═════ Dataset excerpts ═════
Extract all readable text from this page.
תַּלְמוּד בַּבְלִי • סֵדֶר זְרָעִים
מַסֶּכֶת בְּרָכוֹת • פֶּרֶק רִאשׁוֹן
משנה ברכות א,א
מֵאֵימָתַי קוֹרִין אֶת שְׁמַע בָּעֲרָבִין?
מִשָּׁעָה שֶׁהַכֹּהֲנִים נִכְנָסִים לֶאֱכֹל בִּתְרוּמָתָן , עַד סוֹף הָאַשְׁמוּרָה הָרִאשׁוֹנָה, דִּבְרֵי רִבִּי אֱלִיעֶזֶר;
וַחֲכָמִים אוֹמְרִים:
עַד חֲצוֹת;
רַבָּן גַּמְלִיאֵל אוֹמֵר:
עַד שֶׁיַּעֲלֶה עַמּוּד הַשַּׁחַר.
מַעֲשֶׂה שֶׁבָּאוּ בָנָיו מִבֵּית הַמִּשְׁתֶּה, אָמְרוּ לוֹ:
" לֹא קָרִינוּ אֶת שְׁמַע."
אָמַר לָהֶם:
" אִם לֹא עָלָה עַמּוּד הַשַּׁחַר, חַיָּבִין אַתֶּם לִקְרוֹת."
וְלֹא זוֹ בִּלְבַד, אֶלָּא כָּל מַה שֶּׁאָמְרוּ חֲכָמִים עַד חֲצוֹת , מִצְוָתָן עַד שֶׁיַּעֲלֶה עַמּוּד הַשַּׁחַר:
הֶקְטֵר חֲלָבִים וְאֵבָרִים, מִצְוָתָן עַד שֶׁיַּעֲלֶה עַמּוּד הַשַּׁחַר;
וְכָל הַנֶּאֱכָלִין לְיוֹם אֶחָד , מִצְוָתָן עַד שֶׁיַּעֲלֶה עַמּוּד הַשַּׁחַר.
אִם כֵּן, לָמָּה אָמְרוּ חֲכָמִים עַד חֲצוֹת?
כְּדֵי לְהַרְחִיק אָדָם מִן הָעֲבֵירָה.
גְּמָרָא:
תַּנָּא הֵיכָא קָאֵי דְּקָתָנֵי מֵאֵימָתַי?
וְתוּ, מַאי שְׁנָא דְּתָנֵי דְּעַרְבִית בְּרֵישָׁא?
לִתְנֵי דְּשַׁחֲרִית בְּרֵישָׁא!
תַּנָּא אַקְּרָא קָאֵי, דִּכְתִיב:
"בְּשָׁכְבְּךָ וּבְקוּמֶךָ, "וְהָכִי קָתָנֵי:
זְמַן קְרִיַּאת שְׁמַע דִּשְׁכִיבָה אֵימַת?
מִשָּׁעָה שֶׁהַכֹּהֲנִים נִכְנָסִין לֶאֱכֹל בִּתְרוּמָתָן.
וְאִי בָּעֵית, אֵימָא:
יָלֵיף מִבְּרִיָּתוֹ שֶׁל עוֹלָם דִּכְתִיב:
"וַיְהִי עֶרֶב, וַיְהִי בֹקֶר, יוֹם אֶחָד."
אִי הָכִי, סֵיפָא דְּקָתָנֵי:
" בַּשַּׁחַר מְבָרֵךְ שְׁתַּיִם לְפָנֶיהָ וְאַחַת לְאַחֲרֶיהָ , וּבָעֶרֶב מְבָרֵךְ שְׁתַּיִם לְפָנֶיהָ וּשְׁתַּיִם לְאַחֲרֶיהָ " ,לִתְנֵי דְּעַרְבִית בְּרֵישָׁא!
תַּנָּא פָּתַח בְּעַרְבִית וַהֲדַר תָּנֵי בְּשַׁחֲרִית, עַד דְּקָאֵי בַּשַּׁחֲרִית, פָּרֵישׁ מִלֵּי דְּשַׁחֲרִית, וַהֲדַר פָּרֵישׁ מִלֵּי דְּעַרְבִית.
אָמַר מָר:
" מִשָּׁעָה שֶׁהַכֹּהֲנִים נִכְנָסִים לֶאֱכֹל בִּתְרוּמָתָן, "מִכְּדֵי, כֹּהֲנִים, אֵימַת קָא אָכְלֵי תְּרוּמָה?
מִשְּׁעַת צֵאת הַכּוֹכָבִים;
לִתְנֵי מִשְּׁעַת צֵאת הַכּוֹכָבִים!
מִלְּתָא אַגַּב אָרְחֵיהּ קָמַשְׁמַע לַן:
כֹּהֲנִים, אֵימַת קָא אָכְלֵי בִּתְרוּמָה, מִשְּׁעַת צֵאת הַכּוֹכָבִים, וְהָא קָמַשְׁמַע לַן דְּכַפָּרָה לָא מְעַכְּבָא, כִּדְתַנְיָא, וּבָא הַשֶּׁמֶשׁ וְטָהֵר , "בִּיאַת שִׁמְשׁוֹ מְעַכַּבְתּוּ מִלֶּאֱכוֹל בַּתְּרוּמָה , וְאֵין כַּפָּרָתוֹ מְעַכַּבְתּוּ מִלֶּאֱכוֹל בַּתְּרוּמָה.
═════
*Given task*. Exactly reproduce the material above.

*Output of the exercise*.
Extract all readable text from this page.
תַּלְמוּד בַּבְלִי • סֵדֶר זְרָעִים
מַסֶּכֶת בְּרָכוֹת • פֶּרֶק רִאשׁוֹן
משנה ברכות א,א
מֵאֵימָתַי קוֹרִין אֶת שְׁמַע בָּעֲרָבִין?
מִשָּׁעָה שֶׁהַכֹּהֲנִים נִכְנָסִים לֶאֱכֹל בִּתְרוּמָתָן , עַד סוֹף הָאַשְׁמוּרָה הָרִאשׁוֹנָה, דִּבְרֵי רִבִּי אֱלִיעֶזֶר;
וַחֲכָמִים אוֹמְרִים:
עַד חֲצוֹת;
רַבָּן גַּמְלִיאֵל אוֹמֵר:
עַד שֶׁיַּעֲלֶה עַמּוּד הַשַּׁחַר.
מַעֲשֶׂה שֶׁבָּאוּ בָנָיו מִבֵּית הַמִּשְׁתֶּה, אָמְרוּ לוֹ:
" לֹא קָרִינוּ אֶת שְׁמַע."
אָמַר לָהֶם:
" אִם לֹא עָלָה עַמּוּד הַשַּׁחַר, חַיָּבִין אַתֶּם לִקְרוֹת."
וְלֹא זוֹ בִּלְבַד, אֶלָּא כָּל מַה שֶּׁאָמְרוּ חֲכָמִים עַד חֲצוֹת , מִצְוָתָן עַד שֶׁיַּעֲלֶה עַמּוּד הַשַּׁחַר:
הֶקְטֵר חֲלָבִים וְאֵבָרִים, מִצְוָתָן עַד שֶׁיַּעֲלֶה עַמּוּד הַשַּׁחַר;
וְכָל הַנֶּאֱכָלִין לְיוֹם אֶחָד , מִצְוָתָן עַד שֶׁיַּעֲלֶה עַמּוּד הַשַּׁחַר.
אִם כֵּן, לָמָּה אָמְרוּ חֲכָמִים עַד חֲצוֹת?
כְּדֵי לְהַרְחִיק אָדָם מִן הָעֲבֵירָה.
גְּמָרָא:
תַּנָּא הֵיכָא קָאֵי דְּקָתָנֵי מֵאֵימָתַי?
וְתוּ, מַאי שְׁנָא דְּתָנֵי דְּעַרְבִית בְּרֵישָׁא?
לִתְנֵי דְּשַׁחֲרִית בְּרֵישָׁא!
תַּנָּא אַקְּרָא קָאֵי, דִּכְתִיב:
"בְּשָׁכְבְּךָ וּבְקוּמֶךָ, "וְהָכִי קָתָנֵי:
זְמַן קְרִיַּאת שְׁמַע דִּשְׁכִיבָה אֵימַת?
מִשָּׁעָה שֶׁהַכֹּהֲנִים נִכְנָסִין לֶאֱכֹל בִּתְרוּמָתָן.
וְאִי בָּעֵית, אֵימָא:
יָלֵיף מִבְּרִיָּתוֹ שֶׁל עוֹלָם דִּכְתִיב:
"וַיְהִי עֶרֶב, וַיְהִי בֹקֶר, יוֹם אֶחָד."
אִי הָכִי, סֵיפָא דְּקָתָנֵי:
" בַּשַּׁחַר מְבָרֵךְ שְׁתַּיִם לְפָנֶיהָ וְאַחַת לְאַחֲרֶיהָ , וּבָעֶרֶב מְבָרֵךְ שְׁתַּיִם לְפָנֶיהָ וּשְׁתַּיִם לְאַחֲרֶיהָ " ,לִתְנֵי דְּעַרְבִית בְּרֵישָׁא!
תַּנָּא פָּתַח בְּעַרְבִית וַהֲדַר תָּנֵי בְּשַׁחֲרִית, עַד דְּקָאֵי בַּשַּׁחֲרִית, פָּרֵישׁ מִלֵּי דְּשַׁחֲרִית, וַהֲדַר פָּרֵישׁ מִלֵּי דְּעַרְבִית.
אָמַר מָר:
" מִשָּׁעָה שֶׁהַכֹּהֲנִים נִכְנָסִים לֶאֱכֹל בִּתְרוּמָתָן, "מִכְּדֵי, כֹּהֲנִים, אֵימַת קָא אָכְלֵי תְּרוּמָה?
מִשְּׁעַת צֵאת הַכּוֹכָבִים;
לִתְנֵי מִשְּׁעַת צֵאת הַכּוֹכָבִים!
מִלְּתָא אַגַּב אָרְחֵיהּ קָמַשְׁמַע לַן:
כֹּהֲנִים, אֵימַת קָא אָכְלֵי בִּתְרוּמָה, מִשְּׁעַת צֵאת הַכּוֹכָבִים, וְהָא קָמַשְׁמַע לַן דְּכַפָּרָה לָא מְעַכְּבָא, כִּדְתַנְיָא, וּבָא הַשֶּׁמֶשׁ וְטָהֵר , "בִּיאַת שִׁמְשׁוֹ מְעַכַּבְתּוּ מִלֶּאֱכוֹל בַּתְּרוּמָה , וְאֵין כַּפָּרָתוֹ מְעַכַּבְתּוּ מִלֶּאֱכוֹל בַּתְּרוּמָה.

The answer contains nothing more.